**Brief:**
Leave out any pictures and transcribe all other data below exactly.

________________________________________

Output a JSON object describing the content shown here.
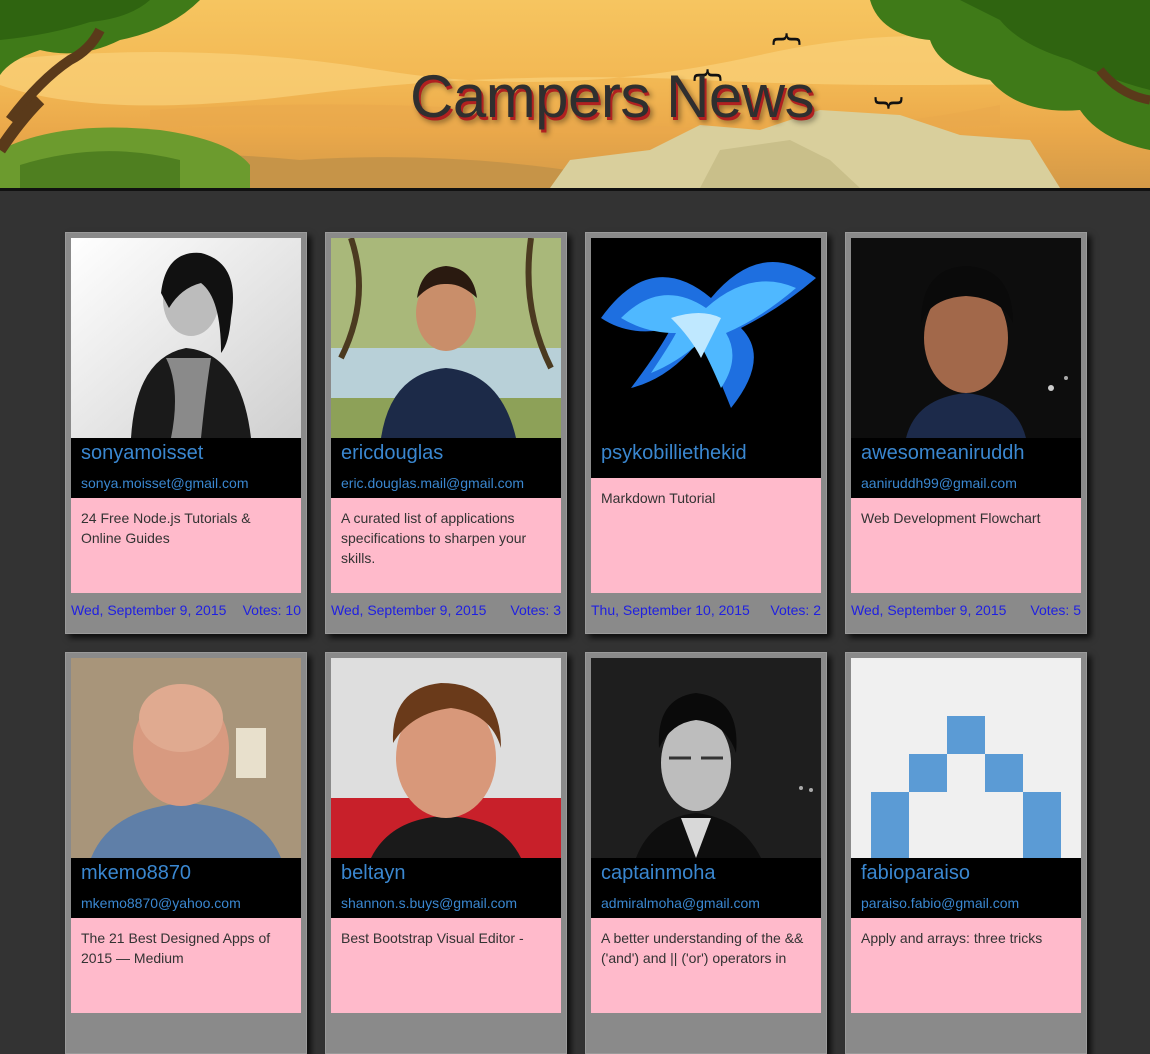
{
  "header": {
    "title": "Campers News"
  },
  "posts": [
    {
      "username": "sonyamoisset",
      "email": "sonya.moisset@gmail.com",
      "headline": "24 Free Node.js Tutorials & Online Guides",
      "date": "Wed, September 9, 2015",
      "votes": "Votes: 10",
      "avatar": "woman-portrait-bw"
    },
    {
      "username": "ericdouglas",
      "email": "eric.douglas.mail@gmail.com",
      "headline": "A curated list of applications specifications to sharpen your skills.",
      "date": "Wed, September 9, 2015",
      "votes": "Votes: 3",
      "avatar": "man-always-keep-shipping-shirt"
    },
    {
      "username": "psykobilliethekid",
      "email": "",
      "headline": "Markdown Tutorial",
      "date": "Thu, September 10, 2015",
      "votes": "Votes: 2",
      "avatar": "blue-phoenix"
    },
    {
      "username": "awesomeaniruddh",
      "email": "aaniruddh99@gmail.com",
      "headline": "Web Development Flowchart",
      "date": "Wed, September 9, 2015",
      "votes": "Votes: 5",
      "avatar": "young-man-night"
    },
    {
      "username": "mkemo8870",
      "email": "mkemo8870@yahoo.com",
      "headline": "The 21 Best Designed Apps of 2015 — Medium",
      "date": "",
      "votes": "",
      "avatar": "bald-man"
    },
    {
      "username": "beltayn",
      "email": "shannon.s.buys@gmail.com",
      "headline": "Best Bootstrap Visual Editor -",
      "date": "",
      "votes": "",
      "avatar": "man-portrait"
    },
    {
      "username": "captainmoha",
      "email": "admiralmoha@gmail.com",
      "headline": "A better understanding of the && ('and') and || ('or') operators in",
      "date": "",
      "votes": "",
      "avatar": "man-glasses-bw"
    },
    {
      "username": "fabioparaiso",
      "email": "paraiso.fabio@gmail.com",
      "headline": "Apply and arrays: three tricks",
      "date": "",
      "votes": "",
      "avatar": "blue-pixel-identicon"
    }
  ]
}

________________________________________

**Right answer:**
Output a JSON object describing the content shown here.
{
  "header": {
    "title": "Campers News"
  },
  "posts": [
    {
      "username": "sonyamoisset",
      "email": "sonya.moisset@gmail.com",
      "headline": "24 Free Node.js Tutorials & Online Guides",
      "date": "Wed, September 9, 2015",
      "votes": "Votes: 10",
      "avatar": "woman-portrait-bw"
    },
    {
      "username": "ericdouglas",
      "email": "eric.douglas.mail@gmail.com",
      "headline": "A curated list of applications specifications to sharpen your skills.",
      "date": "Wed, September 9, 2015",
      "votes": "Votes: 3",
      "avatar": "man-always-keep-shipping-shirt"
    },
    {
      "username": "psykobilliethekid",
      "email": "",
      "headline": "Markdown Tutorial",
      "date": "Thu, September 10, 2015",
      "votes": "Votes: 2",
      "avatar": "blue-phoenix"
    },
    {
      "username": "awesomeaniruddh",
      "email": "aaniruddh99@gmail.com",
      "headline": "Web Development Flowchart",
      "date": "Wed, September 9, 2015",
      "votes": "Votes: 5",
      "avatar": "young-man-night"
    },
    {
      "username": "mkemo8870",
      "email": "mkemo8870@yahoo.com",
      "headline": "The 21 Best Designed Apps of 2015 — Medium",
      "date": "",
      "votes": "",
      "avatar": "bald-man"
    },
    {
      "username": "beltayn",
      "email": "shannon.s.buys@gmail.com",
      "headline": "Best Bootstrap Visual Editor -",
      "date": "",
      "votes": "",
      "avatar": "man-portrait"
    },
    {
      "username": "captainmoha",
      "email": "admiralmoha@gmail.com",
      "headline": "A better understanding of the && ('and') and || ('or') operators in",
      "date": "",
      "votes": "",
      "avatar": "man-glasses-bw"
    },
    {
      "username": "fabioparaiso",
      "email": "paraiso.fabio@gmail.com",
      "headline": "Apply and arrays: three tricks",
      "date": "",
      "votes": "",
      "avatar": "blue-pixel-identicon"
    }
  ]
}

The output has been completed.